# [BRIEF]
Find the lines with the string "kanalizacyjna" and return them.

Some records:
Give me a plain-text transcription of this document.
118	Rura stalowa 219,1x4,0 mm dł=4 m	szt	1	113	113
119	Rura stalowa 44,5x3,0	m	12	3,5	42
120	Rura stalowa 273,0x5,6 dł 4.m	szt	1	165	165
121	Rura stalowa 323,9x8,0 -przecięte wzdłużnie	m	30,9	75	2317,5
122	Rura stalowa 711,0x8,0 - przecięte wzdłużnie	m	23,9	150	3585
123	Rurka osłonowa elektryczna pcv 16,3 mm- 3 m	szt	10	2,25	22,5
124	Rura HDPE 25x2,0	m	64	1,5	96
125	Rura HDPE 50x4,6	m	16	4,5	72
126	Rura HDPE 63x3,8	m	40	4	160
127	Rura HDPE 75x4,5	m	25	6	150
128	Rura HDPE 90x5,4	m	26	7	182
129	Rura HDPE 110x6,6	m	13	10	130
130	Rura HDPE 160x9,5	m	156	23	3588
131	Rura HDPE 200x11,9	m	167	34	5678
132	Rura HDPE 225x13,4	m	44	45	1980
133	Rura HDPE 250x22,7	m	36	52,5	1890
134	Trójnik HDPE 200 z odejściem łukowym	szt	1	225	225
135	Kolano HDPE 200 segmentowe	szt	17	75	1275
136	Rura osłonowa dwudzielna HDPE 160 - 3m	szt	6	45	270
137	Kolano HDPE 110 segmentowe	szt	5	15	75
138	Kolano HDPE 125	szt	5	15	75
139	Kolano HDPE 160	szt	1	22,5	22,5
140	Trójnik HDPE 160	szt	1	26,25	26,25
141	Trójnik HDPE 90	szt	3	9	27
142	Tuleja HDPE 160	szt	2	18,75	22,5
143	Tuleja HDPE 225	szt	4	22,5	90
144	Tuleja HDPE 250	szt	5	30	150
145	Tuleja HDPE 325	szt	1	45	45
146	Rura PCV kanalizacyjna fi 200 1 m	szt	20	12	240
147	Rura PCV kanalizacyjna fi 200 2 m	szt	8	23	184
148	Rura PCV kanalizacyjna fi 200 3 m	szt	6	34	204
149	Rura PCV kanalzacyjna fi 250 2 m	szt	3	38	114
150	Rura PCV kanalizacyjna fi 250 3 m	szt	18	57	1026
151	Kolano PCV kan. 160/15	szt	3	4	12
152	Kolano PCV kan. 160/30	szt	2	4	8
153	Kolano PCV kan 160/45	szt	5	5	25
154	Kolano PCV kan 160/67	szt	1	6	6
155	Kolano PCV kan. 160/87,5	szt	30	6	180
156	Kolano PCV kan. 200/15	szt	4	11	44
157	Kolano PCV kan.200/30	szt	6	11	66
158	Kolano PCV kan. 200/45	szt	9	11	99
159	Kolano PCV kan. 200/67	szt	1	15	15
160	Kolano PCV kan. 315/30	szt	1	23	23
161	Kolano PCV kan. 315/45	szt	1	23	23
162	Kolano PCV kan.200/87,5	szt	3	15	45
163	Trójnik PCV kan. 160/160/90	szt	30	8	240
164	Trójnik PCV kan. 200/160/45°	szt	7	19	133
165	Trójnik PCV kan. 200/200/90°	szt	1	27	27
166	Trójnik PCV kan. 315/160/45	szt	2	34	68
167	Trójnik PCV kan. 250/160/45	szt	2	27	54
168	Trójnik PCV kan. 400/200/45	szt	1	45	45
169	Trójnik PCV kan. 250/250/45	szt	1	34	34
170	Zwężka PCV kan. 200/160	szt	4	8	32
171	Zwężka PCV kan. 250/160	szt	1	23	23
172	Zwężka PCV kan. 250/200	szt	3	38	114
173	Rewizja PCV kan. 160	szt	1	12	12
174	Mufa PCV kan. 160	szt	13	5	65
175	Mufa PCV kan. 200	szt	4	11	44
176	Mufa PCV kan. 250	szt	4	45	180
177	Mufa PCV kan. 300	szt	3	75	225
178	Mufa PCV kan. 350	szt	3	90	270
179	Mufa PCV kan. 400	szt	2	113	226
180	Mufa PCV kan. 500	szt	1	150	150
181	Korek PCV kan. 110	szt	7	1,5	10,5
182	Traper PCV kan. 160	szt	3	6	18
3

# [RESULT OF THE EXERCISE]
146	Rura PCV kanalizacyjna fi 200 1 m	szt	20	12	240
147	Rura PCV kanalizacyjna fi 200 2 m	szt	8	23	184
148	Rura PCV kanalizacyjna fi 200 3 m	szt	6	34	204
150	Rura PCV kanalizacyjna fi 250 3 m	szt	18	57	1026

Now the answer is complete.